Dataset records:
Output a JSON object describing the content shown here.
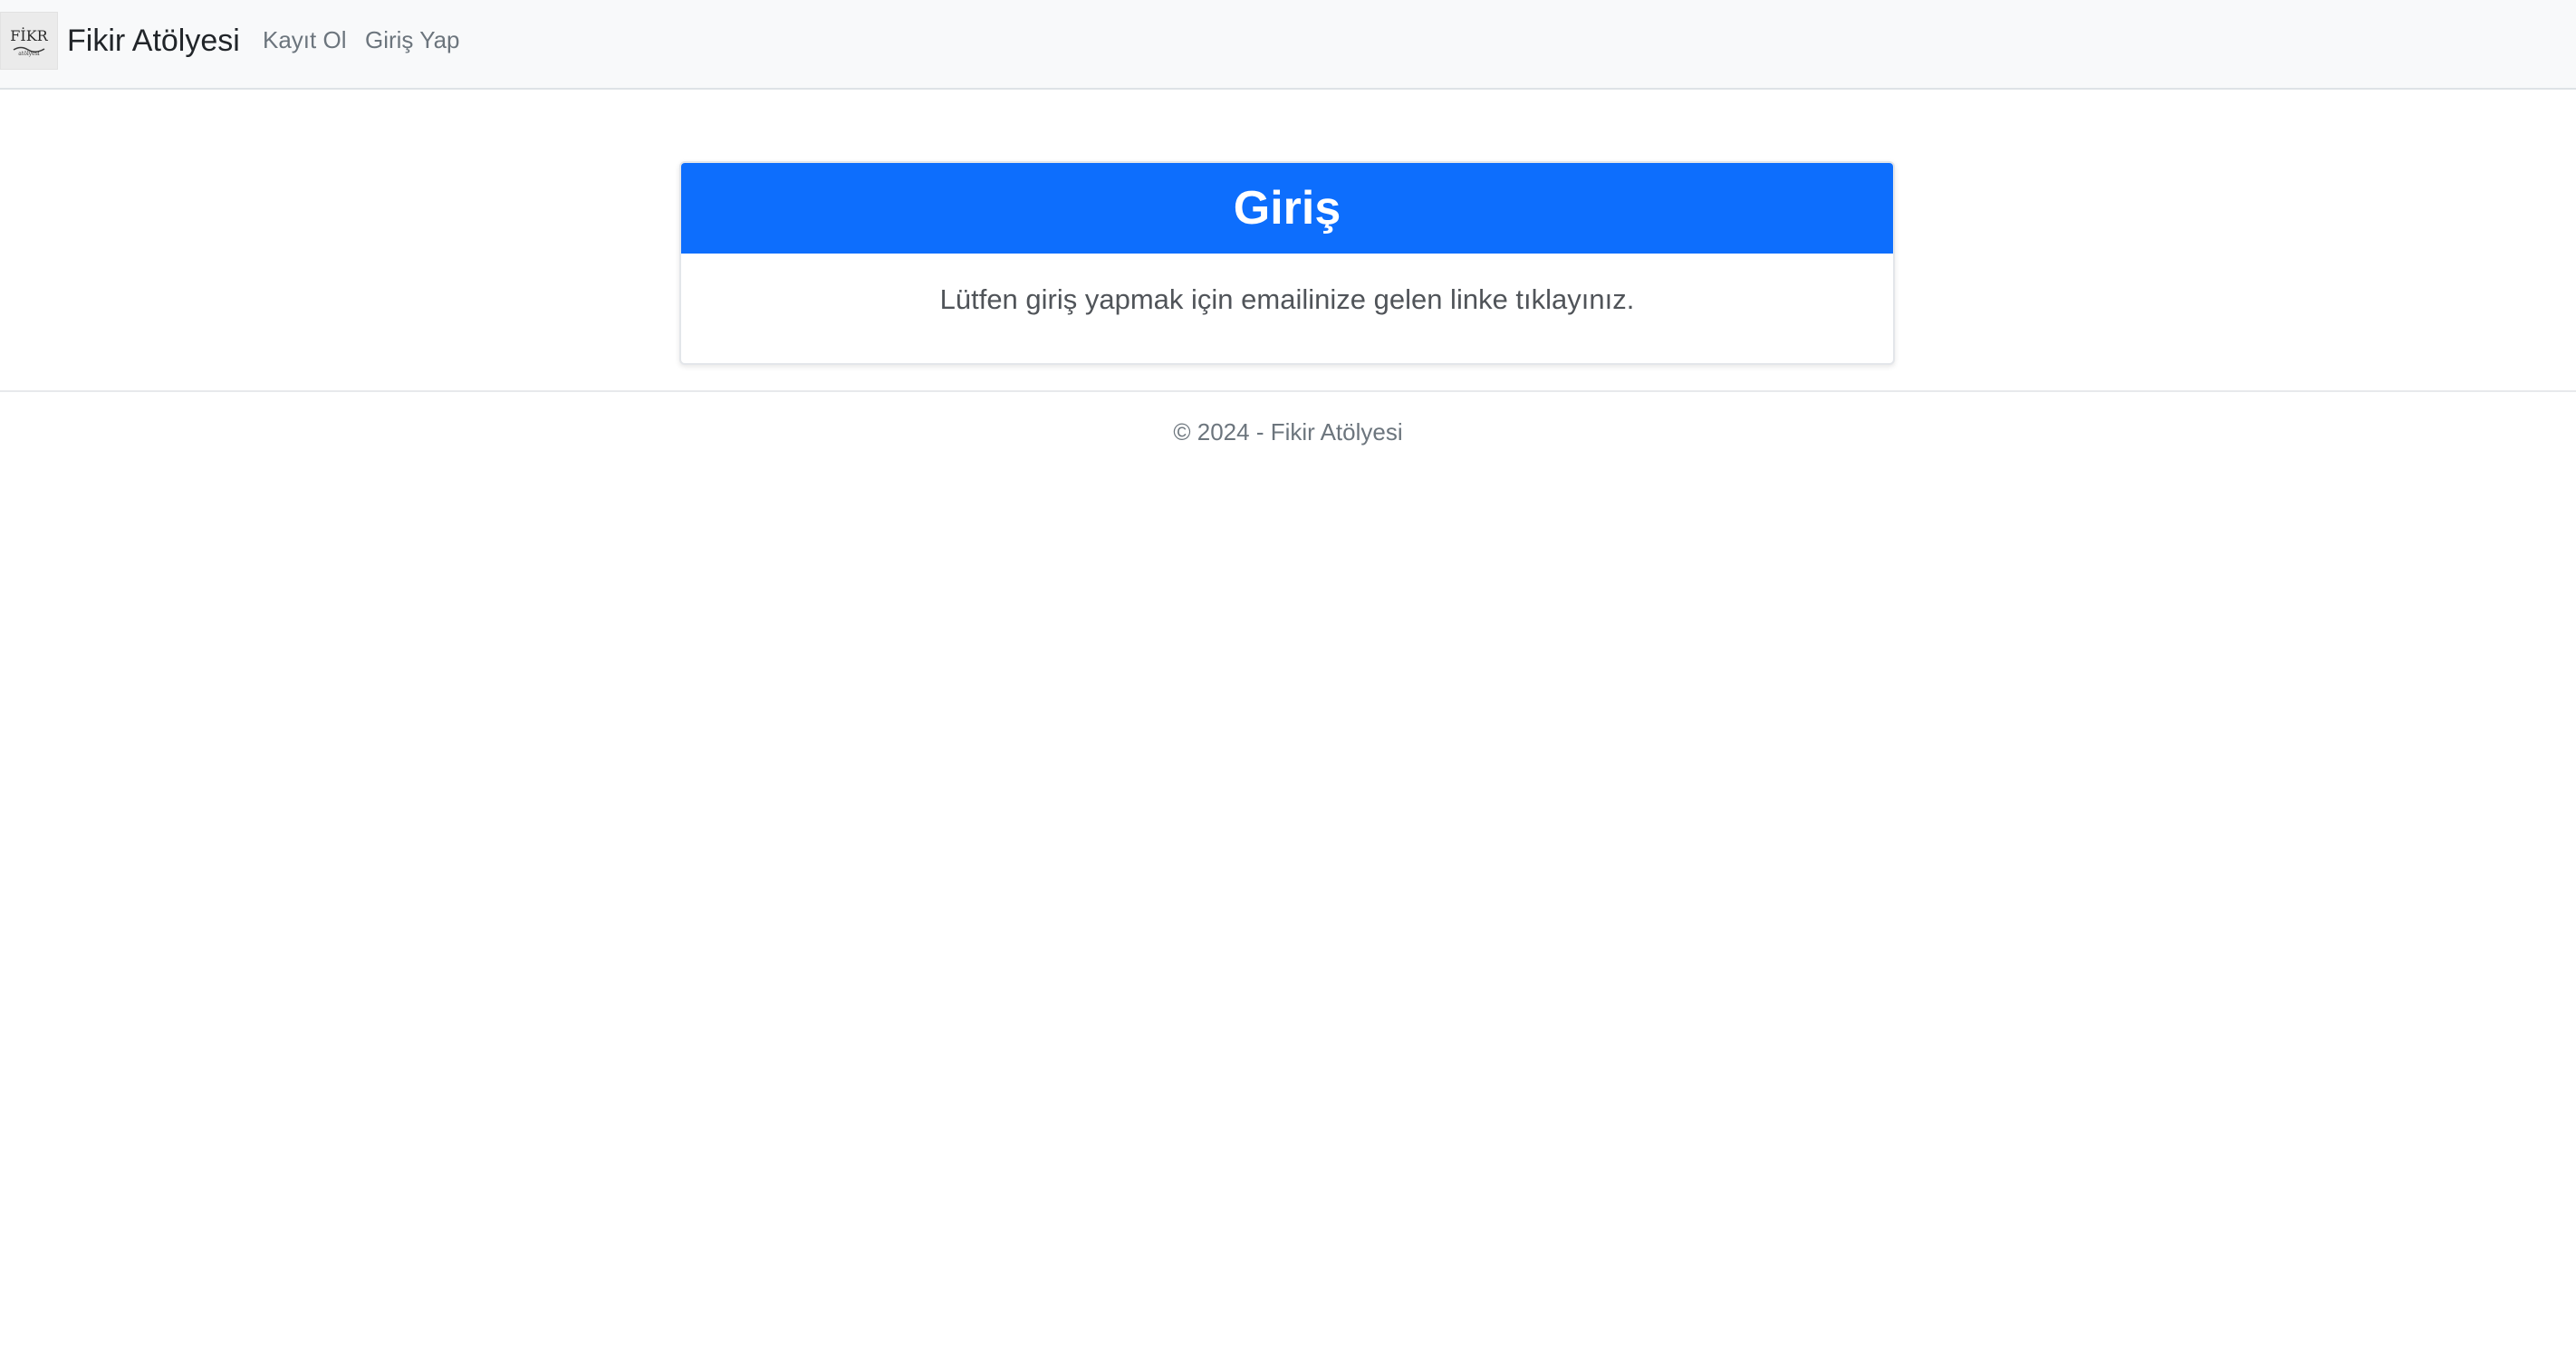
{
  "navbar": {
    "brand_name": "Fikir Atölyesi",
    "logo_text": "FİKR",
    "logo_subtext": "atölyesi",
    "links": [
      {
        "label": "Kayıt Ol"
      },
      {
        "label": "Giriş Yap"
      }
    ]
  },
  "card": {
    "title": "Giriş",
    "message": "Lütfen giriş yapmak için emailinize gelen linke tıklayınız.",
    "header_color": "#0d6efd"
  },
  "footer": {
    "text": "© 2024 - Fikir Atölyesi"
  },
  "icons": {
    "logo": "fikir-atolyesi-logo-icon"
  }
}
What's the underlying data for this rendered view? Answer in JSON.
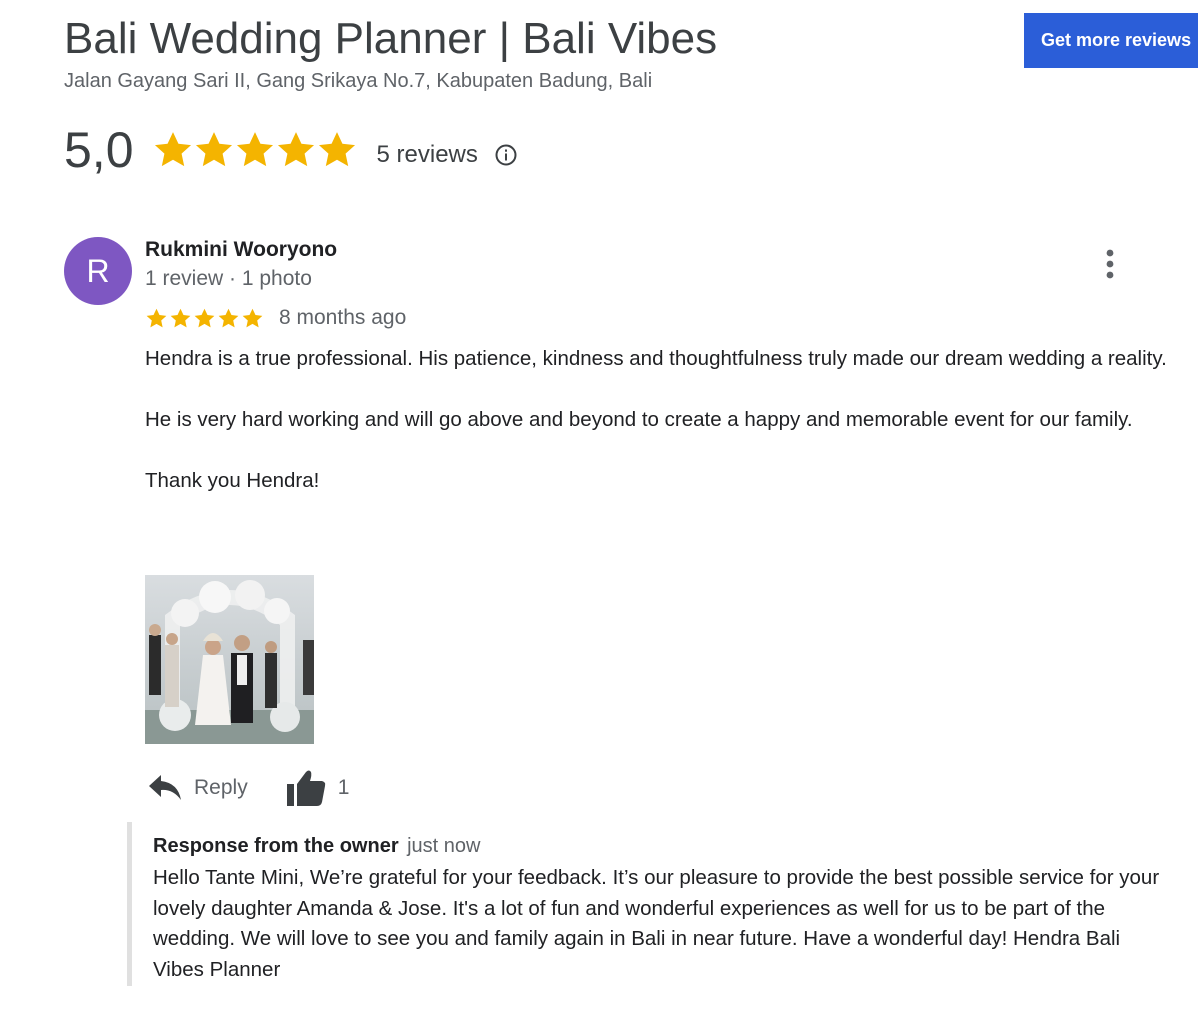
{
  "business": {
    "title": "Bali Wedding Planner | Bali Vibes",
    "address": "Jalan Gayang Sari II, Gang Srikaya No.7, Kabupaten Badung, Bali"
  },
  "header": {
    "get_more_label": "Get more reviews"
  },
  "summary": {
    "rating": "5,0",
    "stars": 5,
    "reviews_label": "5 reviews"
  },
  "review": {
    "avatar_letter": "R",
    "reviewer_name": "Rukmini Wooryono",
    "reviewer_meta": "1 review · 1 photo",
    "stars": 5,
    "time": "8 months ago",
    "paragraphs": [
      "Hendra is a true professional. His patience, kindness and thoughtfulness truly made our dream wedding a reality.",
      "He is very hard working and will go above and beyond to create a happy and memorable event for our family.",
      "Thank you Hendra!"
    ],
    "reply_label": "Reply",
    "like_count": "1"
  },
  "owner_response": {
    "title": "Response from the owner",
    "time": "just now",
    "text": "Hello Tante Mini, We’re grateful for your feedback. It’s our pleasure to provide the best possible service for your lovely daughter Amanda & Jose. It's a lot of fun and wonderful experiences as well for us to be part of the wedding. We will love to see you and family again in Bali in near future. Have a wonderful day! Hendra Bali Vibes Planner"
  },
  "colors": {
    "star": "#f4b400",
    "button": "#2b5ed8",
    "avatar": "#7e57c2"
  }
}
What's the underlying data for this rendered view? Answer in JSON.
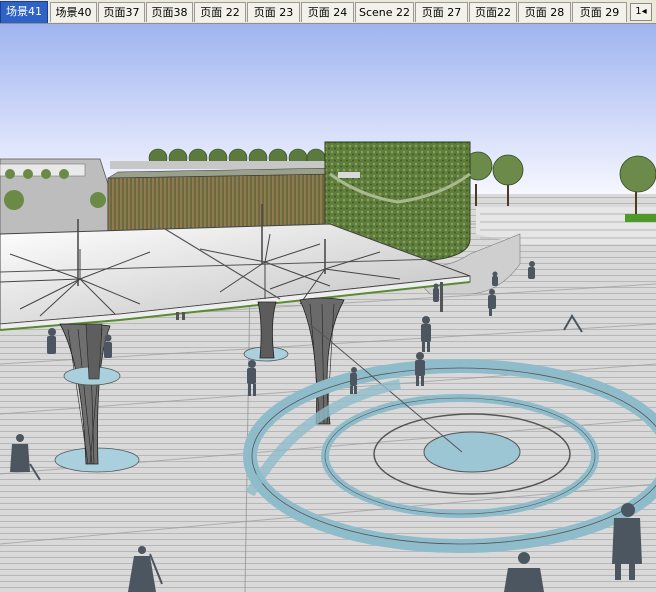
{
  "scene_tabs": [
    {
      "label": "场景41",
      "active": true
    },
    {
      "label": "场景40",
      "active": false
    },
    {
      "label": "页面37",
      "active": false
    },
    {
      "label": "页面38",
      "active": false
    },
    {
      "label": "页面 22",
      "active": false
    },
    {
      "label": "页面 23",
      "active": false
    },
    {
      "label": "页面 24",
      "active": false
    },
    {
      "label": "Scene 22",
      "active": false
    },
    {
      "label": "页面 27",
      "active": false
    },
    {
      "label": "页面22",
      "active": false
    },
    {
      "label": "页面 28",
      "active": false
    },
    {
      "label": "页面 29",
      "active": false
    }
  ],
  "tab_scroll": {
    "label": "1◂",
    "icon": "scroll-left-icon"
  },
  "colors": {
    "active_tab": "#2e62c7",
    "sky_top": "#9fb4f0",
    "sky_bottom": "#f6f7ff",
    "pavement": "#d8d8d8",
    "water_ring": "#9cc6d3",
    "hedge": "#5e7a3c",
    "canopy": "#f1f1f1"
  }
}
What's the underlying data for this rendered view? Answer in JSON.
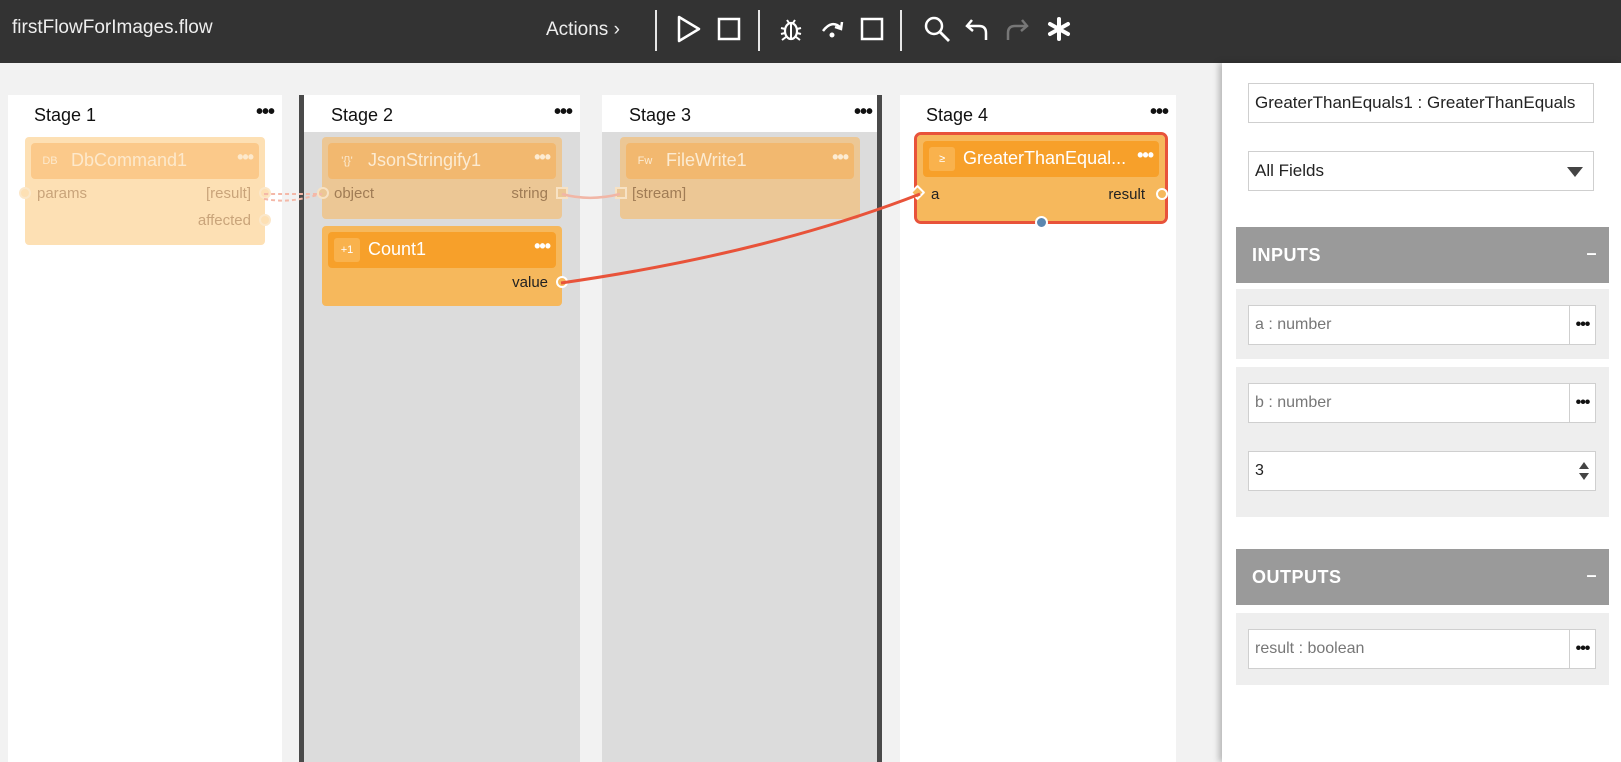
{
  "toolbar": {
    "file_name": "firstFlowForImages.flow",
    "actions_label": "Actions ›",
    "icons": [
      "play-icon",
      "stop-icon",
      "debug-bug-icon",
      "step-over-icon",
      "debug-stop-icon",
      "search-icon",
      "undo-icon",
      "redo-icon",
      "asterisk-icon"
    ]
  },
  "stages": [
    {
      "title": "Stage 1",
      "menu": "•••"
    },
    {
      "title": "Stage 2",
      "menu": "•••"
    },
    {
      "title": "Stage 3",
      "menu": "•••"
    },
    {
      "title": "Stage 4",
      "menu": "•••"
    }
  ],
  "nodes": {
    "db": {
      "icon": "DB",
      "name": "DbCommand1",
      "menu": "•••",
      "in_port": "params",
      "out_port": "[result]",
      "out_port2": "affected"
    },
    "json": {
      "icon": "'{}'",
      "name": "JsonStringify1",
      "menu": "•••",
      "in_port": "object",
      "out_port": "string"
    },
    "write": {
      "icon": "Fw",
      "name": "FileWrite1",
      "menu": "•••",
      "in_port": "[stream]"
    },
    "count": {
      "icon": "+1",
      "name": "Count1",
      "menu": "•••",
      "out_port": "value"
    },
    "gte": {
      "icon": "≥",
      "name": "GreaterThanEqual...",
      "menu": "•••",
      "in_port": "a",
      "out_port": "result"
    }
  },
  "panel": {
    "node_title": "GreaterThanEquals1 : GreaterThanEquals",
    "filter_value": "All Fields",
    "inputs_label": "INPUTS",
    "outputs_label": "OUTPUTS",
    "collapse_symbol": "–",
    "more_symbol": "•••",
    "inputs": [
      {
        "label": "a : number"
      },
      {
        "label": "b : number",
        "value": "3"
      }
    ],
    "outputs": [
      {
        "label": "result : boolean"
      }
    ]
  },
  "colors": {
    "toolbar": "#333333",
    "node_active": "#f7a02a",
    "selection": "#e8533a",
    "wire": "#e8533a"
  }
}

Exercise objective: The records above are to be quoted exactly, with all pictures left out.

Written reply:
Output a JSON object describing the content shown here.
{
  "navbar": {
    "brand_name": "Fikir Atölyesi",
    "logo_text": "FİKR",
    "logo_subtext": "atölyesi",
    "links": [
      {
        "label": "Kayıt Ol"
      },
      {
        "label": "Giriş Yap"
      }
    ]
  },
  "card": {
    "title": "Giriş",
    "message": "Lütfen giriş yapmak için emailinize gelen linke tıklayınız.",
    "header_color": "#0d6efd"
  },
  "footer": {
    "text": "© 2024 - Fikir Atölyesi"
  },
  "icons": {
    "logo": "fikir-atolyesi-logo-icon"
  }
}
What's the underlying data for this rendered view? Answer in JSON.
{
  "business": {
    "title": "Bali Wedding Planner | Bali Vibes",
    "address": "Jalan Gayang Sari II, Gang Srikaya No.7, Kabupaten Badung, Bali"
  },
  "header": {
    "get_more_label": "Get more reviews"
  },
  "summary": {
    "rating": "5,0",
    "stars": 5,
    "reviews_label": "5 reviews"
  },
  "review": {
    "avatar_letter": "R",
    "reviewer_name": "Rukmini Wooryono",
    "reviewer_meta": "1 review · 1 photo",
    "stars": 5,
    "time": "8 months ago",
    "paragraphs": [
      "Hendra is a true professional. His patience, kindness and thoughtfulness truly made our dream wedding a reality.",
      "He is very hard working and will go above and beyond to create a happy and memorable event for our family.",
      "Thank you Hendra!"
    ],
    "reply_label": "Reply",
    "like_count": "1"
  },
  "owner_response": {
    "title": "Response from the owner",
    "time": "just now",
    "text": "Hello Tante Mini, We’re grateful for your feedback. It’s our pleasure to provide the best possible service for your lovely daughter Amanda & Jose. It's a lot of fun and wonderful experiences as well for us to be part of the wedding. We will love to see you and family again in Bali in near future. Have a wonderful day! Hendra Bali Vibes Planner"
  },
  "colors": {
    "star": "#f4b400",
    "button": "#2b5ed8",
    "avatar": "#7e57c2"
  }
}
What's the underlying data for this rendered view? Answer in JSON.
{
  "scene_tabs": [
    {
      "label": "场景41",
      "active": true
    },
    {
      "label": "场景40",
      "active": false
    },
    {
      "label": "页面37",
      "active": false
    },
    {
      "label": "页面38",
      "active": false
    },
    {
      "label": "页面 22",
      "active": false
    },
    {
      "label": "页面 23",
      "active": false
    },
    {
      "label": "页面 24",
      "active": false
    },
    {
      "label": "Scene 22",
      "active": false
    },
    {
      "label": "页面 27",
      "active": false
    },
    {
      "label": "页面22",
      "active": false
    },
    {
      "label": "页面 28",
      "active": false
    },
    {
      "label": "页面 29",
      "active": false
    }
  ],
  "tab_scroll": {
    "label": "1◂",
    "icon": "scroll-left-icon"
  },
  "colors": {
    "active_tab": "#2e62c7",
    "sky_top": "#9fb4f0",
    "sky_bottom": "#f6f7ff",
    "pavement": "#d8d8d8",
    "water_ring": "#9cc6d3",
    "hedge": "#5e7a3c",
    "canopy": "#f1f1f1"
  }
}
What's the underlying data for this rendered view? Answer in JSON.
{
  "toolbar": {
    "file_name": "firstFlowForImages.flow",
    "actions_label": "Actions ›",
    "icons": [
      "play-icon",
      "stop-icon",
      "debug-bug-icon",
      "step-over-icon",
      "debug-stop-icon",
      "search-icon",
      "undo-icon",
      "redo-icon",
      "asterisk-icon"
    ]
  },
  "stages": [
    {
      "title": "Stage 1",
      "menu": "•••"
    },
    {
      "title": "Stage 2",
      "menu": "•••"
    },
    {
      "title": "Stage 3",
      "menu": "•••"
    },
    {
      "title": "Stage 4",
      "menu": "•••"
    }
  ],
  "nodes": {
    "db": {
      "icon": "DB",
      "name": "DbCommand1",
      "menu": "•••",
      "in_port": "params",
      "out_port": "[result]",
      "out_port2": "affected"
    },
    "json": {
      "icon": "'{}'",
      "name": "JsonStringify1",
      "menu": "•••",
      "in_port": "object",
      "out_port": "string"
    },
    "write": {
      "icon": "Fw",
      "name": "FileWrite1",
      "menu": "•••",
      "in_port": "[stream]"
    },
    "count": {
      "icon": "+1",
      "name": "Count1",
      "menu": "•••",
      "out_port": "value"
    },
    "gte": {
      "icon": "≥",
      "name": "GreaterThanEqual...",
      "menu": "•••",
      "in_port": "a",
      "out_port": "result"
    }
  },
  "panel": {
    "node_title": "GreaterThanEquals1 : GreaterThanEquals",
    "filter_value": "All Fields",
    "inputs_label": "INPUTS",
    "outputs_label": "OUTPUTS",
    "collapse_symbol": "–",
    "more_symbol": "•••",
    "inputs": [
      {
        "label": "a : number"
      },
      {
        "label": "b : number",
        "value": "3"
      }
    ],
    "outputs": [
      {
        "label": "result : boolean"
      }
    ]
  },
  "colors": {
    "toolbar": "#333333",
    "node_active": "#f7a02a",
    "selection": "#e8533a",
    "wire": "#e8533a"
  }
}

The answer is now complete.